## BEGIN Exercise materials
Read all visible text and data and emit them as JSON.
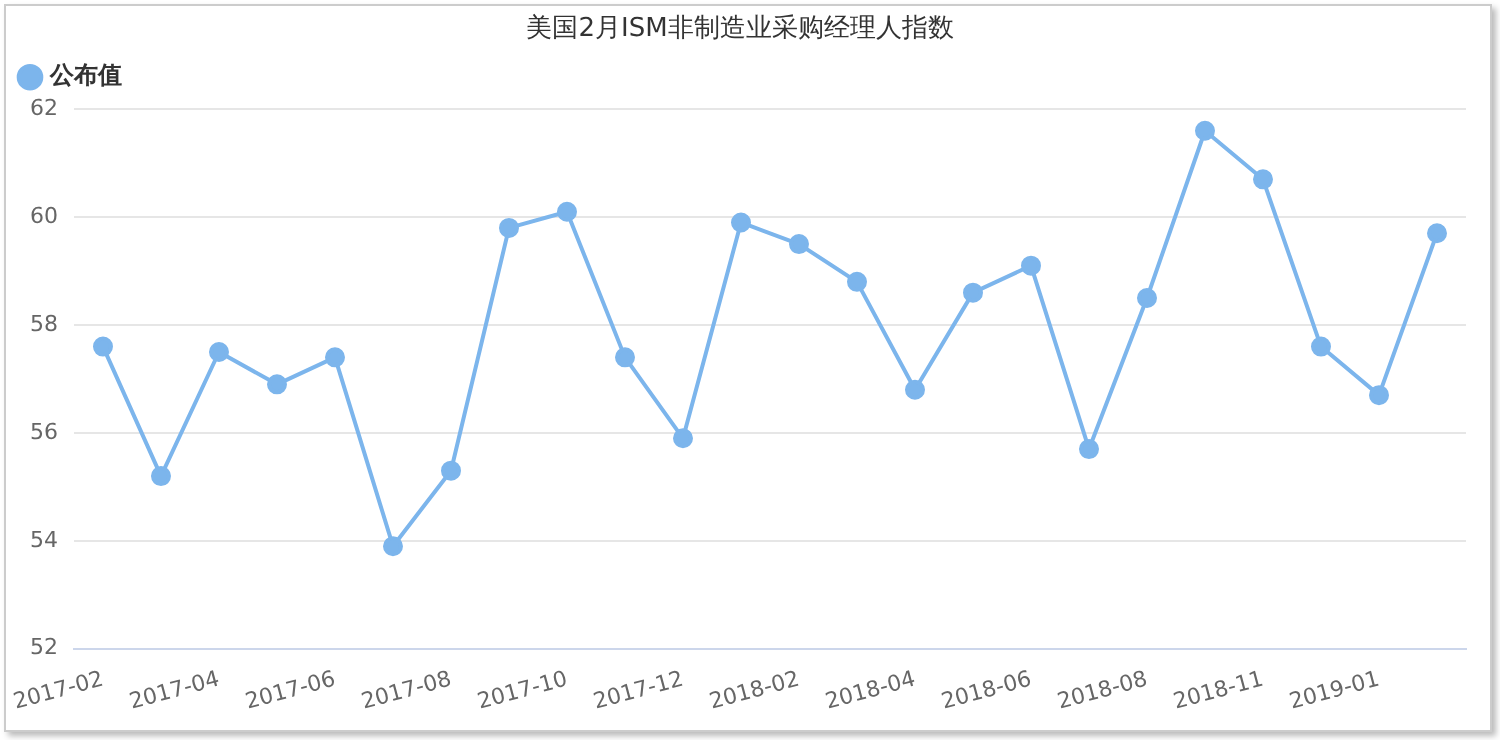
{
  "chart_data": {
    "type": "line",
    "title": "美国2月ISM非制造业采购经理人指数",
    "categories": [
      "2017-02",
      null,
      "2017-04",
      null,
      "2017-06",
      null,
      "2017-08",
      null,
      "2017-10",
      null,
      "2017-12",
      null,
      "2018-02",
      null,
      "2018-04",
      null,
      "2018-06",
      null,
      "2018-08",
      null,
      "2018-11",
      null,
      "2019-01",
      null
    ],
    "series": [
      {
        "name": "公布值",
        "color": "#7cb5ec",
        "values": [
          57.6,
          55.2,
          57.5,
          56.9,
          57.4,
          53.9,
          55.3,
          59.8,
          60.1,
          57.4,
          55.9,
          59.9,
          59.5,
          58.8,
          56.8,
          58.6,
          59.1,
          55.7,
          58.5,
          61.6,
          60.7,
          57.6,
          56.7,
          59.7
        ]
      }
    ],
    "ylim": [
      52,
      62
    ],
    "yticks": [
      52,
      54,
      56,
      58,
      60,
      62
    ],
    "grid": "y",
    "legend": "top left",
    "marker": "circle",
    "line_style": "solid"
  }
}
## END Exercise materials
→ Task requirements: Transcribe all of the entries word for word, but skip any pictures they contain.

→ Written solution:
Read all visible text and data and emit them as JSON.
{
  "chart_data": {
    "type": "line",
    "title": "美国2月ISM非制造业采购经理人指数",
    "categories": [
      "2017-02",
      null,
      "2017-04",
      null,
      "2017-06",
      null,
      "2017-08",
      null,
      "2017-10",
      null,
      "2017-12",
      null,
      "2018-02",
      null,
      "2018-04",
      null,
      "2018-06",
      null,
      "2018-08",
      null,
      "2018-11",
      null,
      "2019-01",
      null
    ],
    "series": [
      {
        "name": "公布值",
        "color": "#7cb5ec",
        "values": [
          57.6,
          55.2,
          57.5,
          56.9,
          57.4,
          53.9,
          55.3,
          59.8,
          60.1,
          57.4,
          55.9,
          59.9,
          59.5,
          58.8,
          56.8,
          58.6,
          59.1,
          55.7,
          58.5,
          61.6,
          60.7,
          57.6,
          56.7,
          59.7
        ]
      }
    ],
    "ylim": [
      52,
      62
    ],
    "yticks": [
      52,
      54,
      56,
      58,
      60,
      62
    ],
    "grid": "y",
    "legend": "top left",
    "marker": "circle",
    "line_style": "solid"
  }
}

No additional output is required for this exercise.